→ Written instruction: From the entries below, copy every line where the string "Unterstützung" appears.

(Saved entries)
* begin *

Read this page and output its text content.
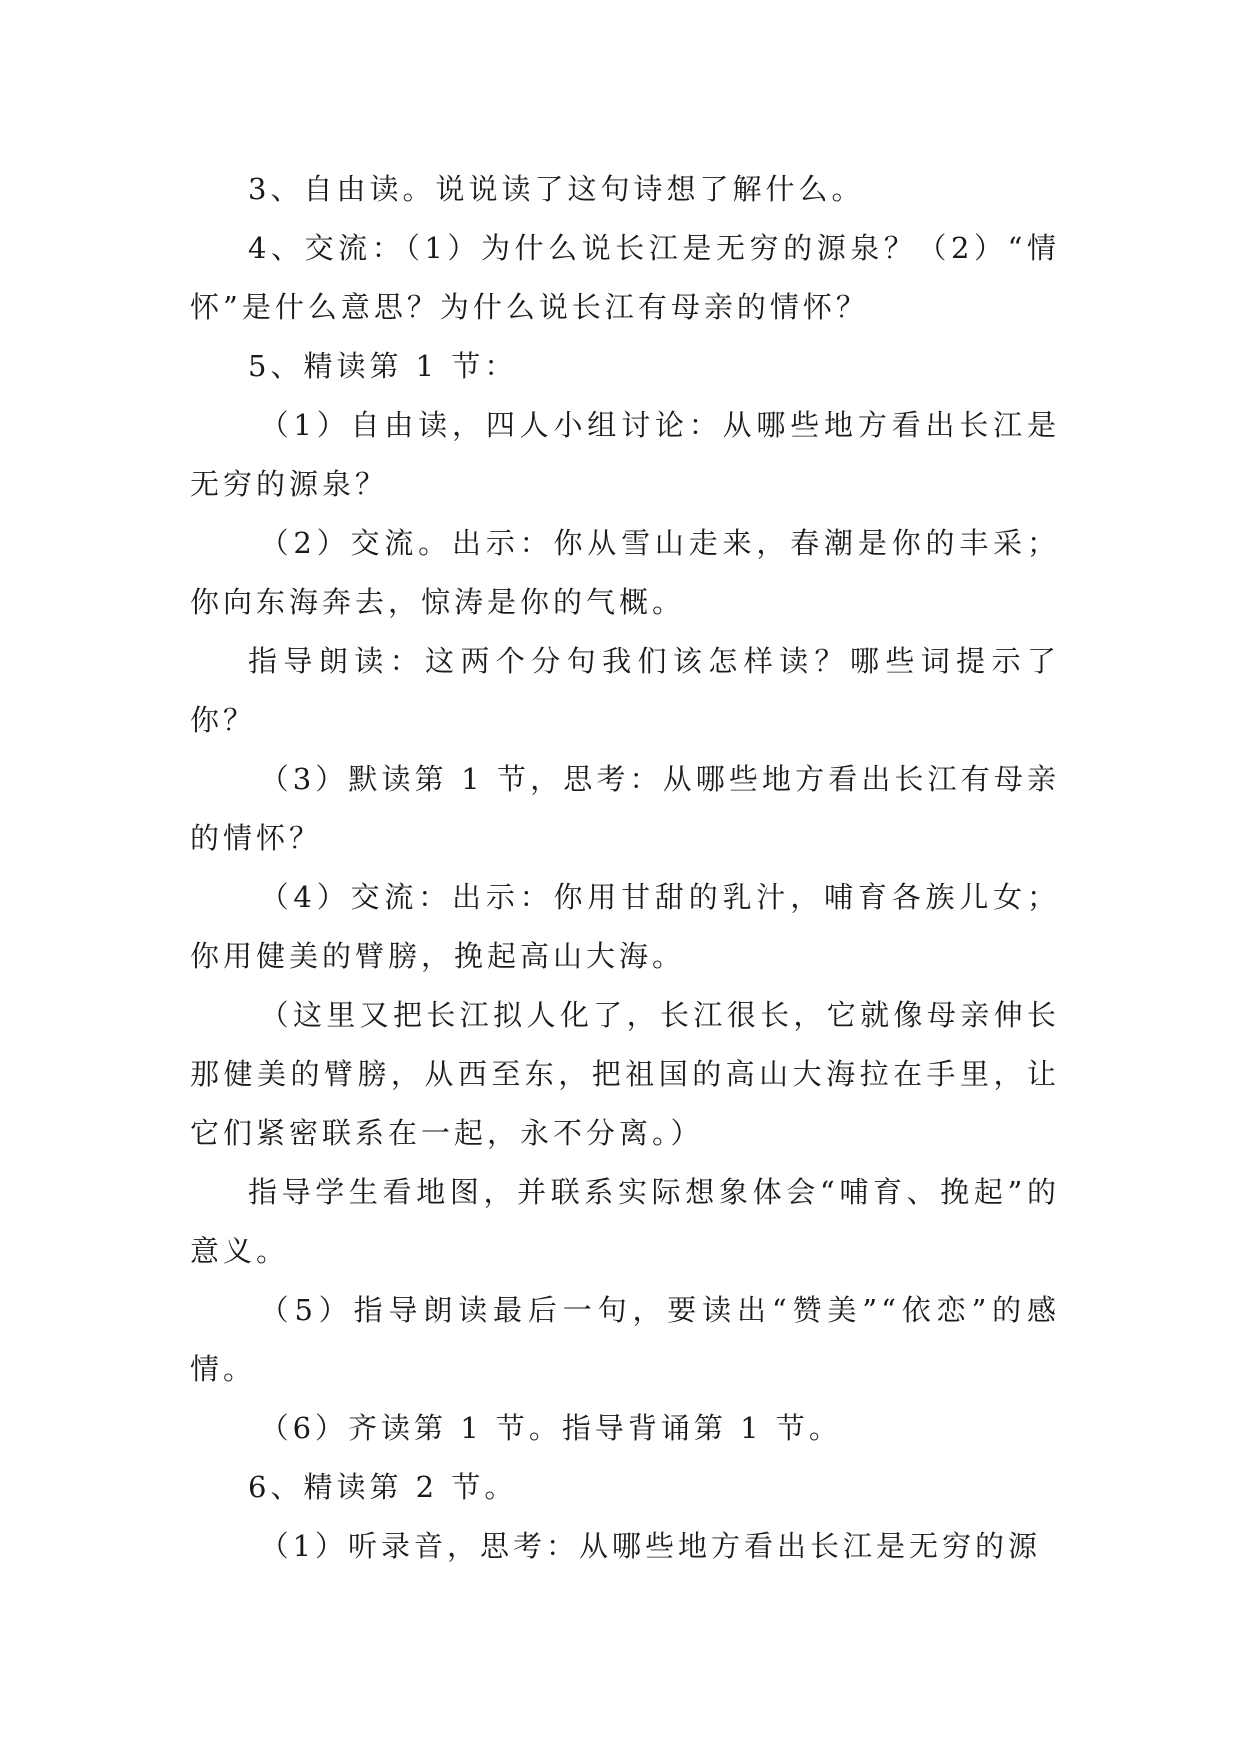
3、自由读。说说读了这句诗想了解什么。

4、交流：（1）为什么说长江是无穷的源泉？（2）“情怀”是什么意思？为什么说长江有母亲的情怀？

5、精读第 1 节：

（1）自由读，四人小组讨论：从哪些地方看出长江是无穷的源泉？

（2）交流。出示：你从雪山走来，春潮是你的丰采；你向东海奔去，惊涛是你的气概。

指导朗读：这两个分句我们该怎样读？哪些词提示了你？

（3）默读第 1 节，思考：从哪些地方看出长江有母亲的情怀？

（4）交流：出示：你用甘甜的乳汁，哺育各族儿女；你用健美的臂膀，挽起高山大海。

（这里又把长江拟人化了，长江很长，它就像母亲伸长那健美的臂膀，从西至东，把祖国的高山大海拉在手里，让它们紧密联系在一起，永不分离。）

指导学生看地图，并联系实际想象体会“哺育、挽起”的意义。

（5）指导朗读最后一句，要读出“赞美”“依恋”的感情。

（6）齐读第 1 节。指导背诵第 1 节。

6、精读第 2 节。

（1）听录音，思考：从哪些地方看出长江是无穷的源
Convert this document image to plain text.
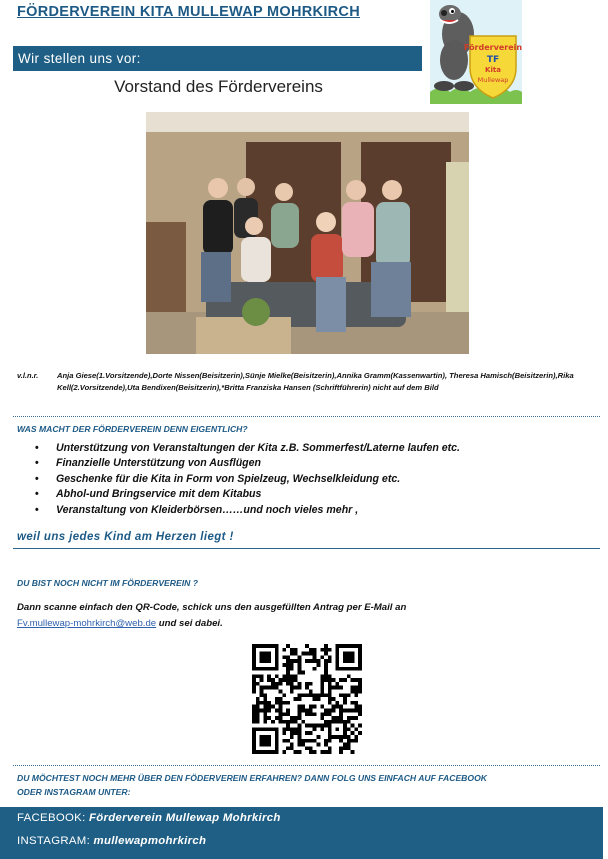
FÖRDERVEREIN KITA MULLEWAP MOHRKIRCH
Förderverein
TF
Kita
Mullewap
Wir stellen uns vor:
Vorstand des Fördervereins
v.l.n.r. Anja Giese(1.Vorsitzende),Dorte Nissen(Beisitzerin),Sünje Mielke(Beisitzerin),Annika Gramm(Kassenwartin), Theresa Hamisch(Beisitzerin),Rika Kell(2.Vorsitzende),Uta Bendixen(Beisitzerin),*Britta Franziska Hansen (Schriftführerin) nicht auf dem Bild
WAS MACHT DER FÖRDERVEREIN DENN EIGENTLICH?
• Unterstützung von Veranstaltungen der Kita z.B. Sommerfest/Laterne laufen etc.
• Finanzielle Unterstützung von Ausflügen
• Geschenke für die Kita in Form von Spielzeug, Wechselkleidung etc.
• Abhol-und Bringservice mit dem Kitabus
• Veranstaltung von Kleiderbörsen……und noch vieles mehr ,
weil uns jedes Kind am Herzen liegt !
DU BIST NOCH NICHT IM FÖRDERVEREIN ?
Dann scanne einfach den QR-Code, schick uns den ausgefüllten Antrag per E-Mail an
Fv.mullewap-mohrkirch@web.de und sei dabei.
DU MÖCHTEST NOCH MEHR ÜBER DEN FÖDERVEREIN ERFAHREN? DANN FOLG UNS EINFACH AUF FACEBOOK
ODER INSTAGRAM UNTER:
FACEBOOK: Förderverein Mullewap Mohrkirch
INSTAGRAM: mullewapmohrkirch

* end *

→ Answer below:
• Unterstützung von Veranstaltungen der Kita z.B. Sommerfest/Laterne laufen etc.
• Finanzielle Unterstützung von Ausflügen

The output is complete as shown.